— START —

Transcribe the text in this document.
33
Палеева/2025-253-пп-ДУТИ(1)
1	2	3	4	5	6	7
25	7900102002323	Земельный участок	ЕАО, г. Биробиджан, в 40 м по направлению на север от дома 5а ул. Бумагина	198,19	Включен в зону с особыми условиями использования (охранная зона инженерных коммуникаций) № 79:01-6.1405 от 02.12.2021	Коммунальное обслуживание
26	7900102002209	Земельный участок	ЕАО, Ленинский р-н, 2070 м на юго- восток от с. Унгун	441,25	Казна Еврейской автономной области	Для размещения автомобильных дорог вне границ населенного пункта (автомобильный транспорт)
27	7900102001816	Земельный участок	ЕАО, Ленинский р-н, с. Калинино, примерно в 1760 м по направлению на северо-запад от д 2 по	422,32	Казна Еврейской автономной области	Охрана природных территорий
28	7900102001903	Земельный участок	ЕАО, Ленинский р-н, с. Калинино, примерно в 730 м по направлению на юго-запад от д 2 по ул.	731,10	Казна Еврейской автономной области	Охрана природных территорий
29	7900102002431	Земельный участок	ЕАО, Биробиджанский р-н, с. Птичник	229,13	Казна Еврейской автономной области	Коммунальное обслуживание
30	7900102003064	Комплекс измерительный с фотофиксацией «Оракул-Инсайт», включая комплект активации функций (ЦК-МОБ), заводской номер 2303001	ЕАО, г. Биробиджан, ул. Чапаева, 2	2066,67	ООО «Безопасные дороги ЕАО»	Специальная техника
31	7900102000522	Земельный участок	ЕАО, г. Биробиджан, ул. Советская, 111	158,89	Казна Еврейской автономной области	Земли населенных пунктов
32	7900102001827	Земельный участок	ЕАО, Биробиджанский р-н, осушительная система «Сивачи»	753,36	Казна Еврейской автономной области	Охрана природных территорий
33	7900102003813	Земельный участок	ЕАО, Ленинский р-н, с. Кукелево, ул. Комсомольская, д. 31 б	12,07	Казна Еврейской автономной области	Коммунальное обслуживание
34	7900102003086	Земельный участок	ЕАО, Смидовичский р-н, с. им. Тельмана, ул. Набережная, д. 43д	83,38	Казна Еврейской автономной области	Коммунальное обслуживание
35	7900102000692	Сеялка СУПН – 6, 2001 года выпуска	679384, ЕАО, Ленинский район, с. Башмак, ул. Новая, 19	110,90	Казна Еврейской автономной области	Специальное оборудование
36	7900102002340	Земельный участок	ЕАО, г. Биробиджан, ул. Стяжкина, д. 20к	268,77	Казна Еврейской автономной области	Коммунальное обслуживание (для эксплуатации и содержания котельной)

— END —

What to produce: Each line of the material above needs to be quoted exactly, please.

Exercise result:
Transcribe the text in this document.
33
Палеева/2025-253-пп-ДУТИ(1)
1	2	3	4	5	6	7
25	7900102002323	Земельный участок	ЕАО, г. Биробиджан, в 40 м по направлению на север от дома 5а ул. Бумагина	198,19	Включен в зону с особыми условиями использования (охранная зона инженерных коммуникаций) № 79:01-6.1405 от 02.12.2021	Коммунальное обслуживание
26	7900102002209	Земельный участок	ЕАО, Ленинский р-н, 2070 м на юго- восток от с. Унгун	441,25	Казна Еврейской автономной области	Для размещения автомобильных дорог вне границ населенного пункта (автомобильный транспорт)
27	7900102001816	Земельный участок	ЕАО, Ленинский р-н, с. Калинино, примерно в 1760 м по направлению на северо-запад от д 2 по	422,32	Казна Еврейской автономной области	Охрана природных территорий
28	7900102001903	Земельный участок	ЕАО, Ленинский р-н, с. Калинино, примерно в 730 м по направлению на юго-запад от д 2 по ул.	731,10	Казна Еврейской автономной области	Охрана природных территорий
29	7900102002431	Земельный участок	ЕАО, Биробиджанский р-н, с. Птичник	229,13	Казна Еврейской автономной области	Коммунальное обслуживание
30	7900102003064	Комплекс измерительный с фотофиксацией «Оракул-Инсайт», включая комплект активации функций (ЦК-МОБ), заводской номер 2303001	ЕАО, г. Биробиджан, ул. Чапаева, 2	2066,67	ООО «Безопасные дороги ЕАО»	Специальная техника
31	7900102000522	Земельный участок	ЕАО, г. Биробиджан, ул. Советская, 111	158,89	Казна Еврейской автономной области	Земли населенных пунктов
32	7900102001827	Земельный участок	ЕАО, Биробиджанский р-н, осушительная система «Сивачи»	753,36	Казна Еврейской автономной области	Охрана природных территорий
33	7900102003813	Земельный участок	ЕАО, Ленинский р-н, с. Кукелево, ул. Комсомольская, д. 31 б	12,07	Казна Еврейской автономной области	Коммунальное обслуживание
34	7900102003086	Земельный участок	ЕАО, Смидовичский р-н, с. им. Тельмана, ул. Набережная, д. 43д	83,38	Казна Еврейской автономной области	Коммунальное обслуживание
35	7900102000692	Сеялка СУПН – 6, 2001 года выпуска	679384, ЕАО, Ленинский район, с. Башмак, ул. Новая, 19	110,90	Казна Еврейской автономной области	Специальное оборудование
36	7900102002340	Земельный участок	ЕАО, г. Биробиджан, ул. Стяжкина, д. 20к	268,77	Казна Еврейской автономной области	Коммунальное обслуживание (для эксплуатации и содержания котельной)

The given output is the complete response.